---- Stored data

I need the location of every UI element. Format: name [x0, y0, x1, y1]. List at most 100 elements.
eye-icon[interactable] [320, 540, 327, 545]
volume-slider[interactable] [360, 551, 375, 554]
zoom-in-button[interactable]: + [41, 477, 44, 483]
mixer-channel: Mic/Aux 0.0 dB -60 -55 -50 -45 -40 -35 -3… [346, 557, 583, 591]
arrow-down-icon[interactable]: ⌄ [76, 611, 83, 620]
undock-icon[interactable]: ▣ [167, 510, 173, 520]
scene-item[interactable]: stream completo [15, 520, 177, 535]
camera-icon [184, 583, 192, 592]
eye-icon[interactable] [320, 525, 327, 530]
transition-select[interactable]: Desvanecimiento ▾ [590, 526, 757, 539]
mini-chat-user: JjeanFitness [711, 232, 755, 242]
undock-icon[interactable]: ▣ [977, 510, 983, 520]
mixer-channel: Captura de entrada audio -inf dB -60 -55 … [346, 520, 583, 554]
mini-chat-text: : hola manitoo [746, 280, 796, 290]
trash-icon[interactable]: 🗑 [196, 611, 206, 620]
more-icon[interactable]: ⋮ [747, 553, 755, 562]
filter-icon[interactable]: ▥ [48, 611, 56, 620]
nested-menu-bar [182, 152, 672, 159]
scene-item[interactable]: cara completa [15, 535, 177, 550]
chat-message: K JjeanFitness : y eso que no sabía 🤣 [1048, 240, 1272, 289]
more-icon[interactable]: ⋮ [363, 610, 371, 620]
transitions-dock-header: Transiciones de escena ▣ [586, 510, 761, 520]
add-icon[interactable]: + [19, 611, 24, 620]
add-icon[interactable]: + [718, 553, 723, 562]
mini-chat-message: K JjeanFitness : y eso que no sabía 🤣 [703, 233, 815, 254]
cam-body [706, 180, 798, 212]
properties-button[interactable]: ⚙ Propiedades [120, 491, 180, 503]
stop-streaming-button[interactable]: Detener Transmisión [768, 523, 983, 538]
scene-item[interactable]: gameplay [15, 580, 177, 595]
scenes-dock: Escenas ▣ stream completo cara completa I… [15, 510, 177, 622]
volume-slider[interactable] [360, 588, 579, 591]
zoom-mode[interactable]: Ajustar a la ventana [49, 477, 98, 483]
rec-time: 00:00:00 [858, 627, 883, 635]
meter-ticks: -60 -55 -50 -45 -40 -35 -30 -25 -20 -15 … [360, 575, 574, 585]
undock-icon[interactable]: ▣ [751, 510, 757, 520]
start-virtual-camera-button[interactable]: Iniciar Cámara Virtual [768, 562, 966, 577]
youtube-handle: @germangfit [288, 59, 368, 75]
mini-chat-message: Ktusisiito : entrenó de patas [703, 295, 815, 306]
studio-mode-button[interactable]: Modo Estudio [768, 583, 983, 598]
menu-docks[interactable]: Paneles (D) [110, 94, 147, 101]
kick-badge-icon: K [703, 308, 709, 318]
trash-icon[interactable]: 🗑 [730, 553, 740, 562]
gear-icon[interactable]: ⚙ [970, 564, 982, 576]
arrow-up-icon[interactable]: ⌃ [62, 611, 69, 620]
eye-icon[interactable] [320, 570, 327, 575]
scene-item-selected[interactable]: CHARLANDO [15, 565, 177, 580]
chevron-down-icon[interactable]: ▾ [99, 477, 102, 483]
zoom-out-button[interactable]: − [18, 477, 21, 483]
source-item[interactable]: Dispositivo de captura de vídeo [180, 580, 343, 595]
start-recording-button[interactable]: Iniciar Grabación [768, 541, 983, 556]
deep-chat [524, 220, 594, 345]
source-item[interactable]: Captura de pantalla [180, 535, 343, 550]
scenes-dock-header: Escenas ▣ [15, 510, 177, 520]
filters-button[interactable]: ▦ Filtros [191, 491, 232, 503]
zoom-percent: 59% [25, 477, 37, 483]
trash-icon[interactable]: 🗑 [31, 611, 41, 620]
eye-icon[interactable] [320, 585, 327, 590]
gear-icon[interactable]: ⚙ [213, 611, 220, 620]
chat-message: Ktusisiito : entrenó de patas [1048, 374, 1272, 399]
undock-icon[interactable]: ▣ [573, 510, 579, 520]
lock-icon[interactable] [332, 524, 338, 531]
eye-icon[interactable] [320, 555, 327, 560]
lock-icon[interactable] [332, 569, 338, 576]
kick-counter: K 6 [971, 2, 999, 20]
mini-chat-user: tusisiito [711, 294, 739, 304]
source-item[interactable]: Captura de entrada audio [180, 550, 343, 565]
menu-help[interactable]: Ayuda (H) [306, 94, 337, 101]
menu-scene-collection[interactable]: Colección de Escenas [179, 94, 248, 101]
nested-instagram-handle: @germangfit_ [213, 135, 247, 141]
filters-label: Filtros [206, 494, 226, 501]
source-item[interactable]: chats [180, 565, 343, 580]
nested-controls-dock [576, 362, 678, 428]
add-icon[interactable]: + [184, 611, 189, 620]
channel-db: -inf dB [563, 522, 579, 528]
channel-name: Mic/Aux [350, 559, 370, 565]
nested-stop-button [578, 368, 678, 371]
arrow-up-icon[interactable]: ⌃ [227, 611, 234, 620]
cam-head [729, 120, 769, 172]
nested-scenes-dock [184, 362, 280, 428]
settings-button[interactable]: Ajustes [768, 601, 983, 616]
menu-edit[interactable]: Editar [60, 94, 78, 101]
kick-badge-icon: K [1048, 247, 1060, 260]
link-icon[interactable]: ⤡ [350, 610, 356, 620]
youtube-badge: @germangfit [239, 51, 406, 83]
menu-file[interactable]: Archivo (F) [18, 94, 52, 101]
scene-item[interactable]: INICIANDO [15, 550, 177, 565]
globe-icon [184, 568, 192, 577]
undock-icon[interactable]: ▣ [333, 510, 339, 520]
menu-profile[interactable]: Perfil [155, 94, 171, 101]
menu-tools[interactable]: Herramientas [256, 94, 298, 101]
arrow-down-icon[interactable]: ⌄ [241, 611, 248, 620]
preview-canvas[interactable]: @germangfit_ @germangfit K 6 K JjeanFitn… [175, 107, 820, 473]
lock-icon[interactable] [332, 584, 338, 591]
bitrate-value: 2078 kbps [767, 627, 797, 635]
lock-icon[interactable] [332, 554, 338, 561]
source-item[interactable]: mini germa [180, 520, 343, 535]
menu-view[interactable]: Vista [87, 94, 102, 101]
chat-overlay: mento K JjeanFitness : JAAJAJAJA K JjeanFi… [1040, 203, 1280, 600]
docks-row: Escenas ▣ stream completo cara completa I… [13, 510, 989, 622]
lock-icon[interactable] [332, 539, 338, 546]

--------

### Written instruction
Copy the listing from its first line through the line that contains "scenes-dock: Escenas ▣", replacing "eye-icon" with "visibility-icon" and keeping everything else the same.

### Complete answer
I need the location of every UI element. Format: name [x0, y0, x1, y1]. List at most 100 elements.
visibility-icon[interactable] [320, 540, 327, 545]
volume-slider[interactable] [360, 551, 375, 554]
zoom-in-button[interactable]: + [41, 477, 44, 483]
mixer-channel: Mic/Aux 0.0 dB -60 -55 -50 -45 -40 -35 -3… [346, 557, 583, 591]
arrow-down-icon[interactable]: ⌄ [76, 611, 83, 620]
undock-icon[interactable]: ▣ [167, 510, 173, 520]
scene-item[interactable]: stream completo [15, 520, 177, 535]
camera-icon [184, 583, 192, 592]
visibility-icon[interactable] [320, 525, 327, 530]
transition-select[interactable]: Desvanecimiento ▾ [590, 526, 757, 539]
mini-chat-user: JjeanFitness [711, 232, 755, 242]
undock-icon[interactable]: ▣ [977, 510, 983, 520]
mixer-channel: Captura de entrada audio -inf dB -60 -55 … [346, 520, 583, 554]
mini-chat-text: : hola manitoo [746, 280, 796, 290]
trash-icon[interactable]: 🗑 [196, 611, 206, 620]
more-icon[interactable]: ⋮ [747, 553, 755, 562]
filter-icon[interactable]: ▥ [48, 611, 56, 620]
nested-menu-bar [182, 152, 672, 159]
scene-item[interactable]: cara completa [15, 535, 177, 550]
chat-message: K JjeanFitness : y eso que no sabía 🤣 [1048, 240, 1272, 289]
more-icon[interactable]: ⋮ [363, 610, 371, 620]
transitions-dock-header: Transiciones de escena ▣ [586, 510, 761, 520]
add-icon[interactable]: + [19, 611, 24, 620]
add-icon[interactable]: + [718, 553, 723, 562]
mini-chat-message: K JjeanFitness : y eso que no sabía 🤣 [703, 233, 815, 254]
cam-body [706, 180, 798, 212]
properties-button[interactable]: ⚙ Propiedades [120, 491, 180, 503]
stop-streaming-button[interactable]: Detener Transmisión [768, 523, 983, 538]
scene-item[interactable]: gameplay [15, 580, 177, 595]
scenes-dock: Escenas ▣ stream completo cara completa I… [15, 510, 177, 622]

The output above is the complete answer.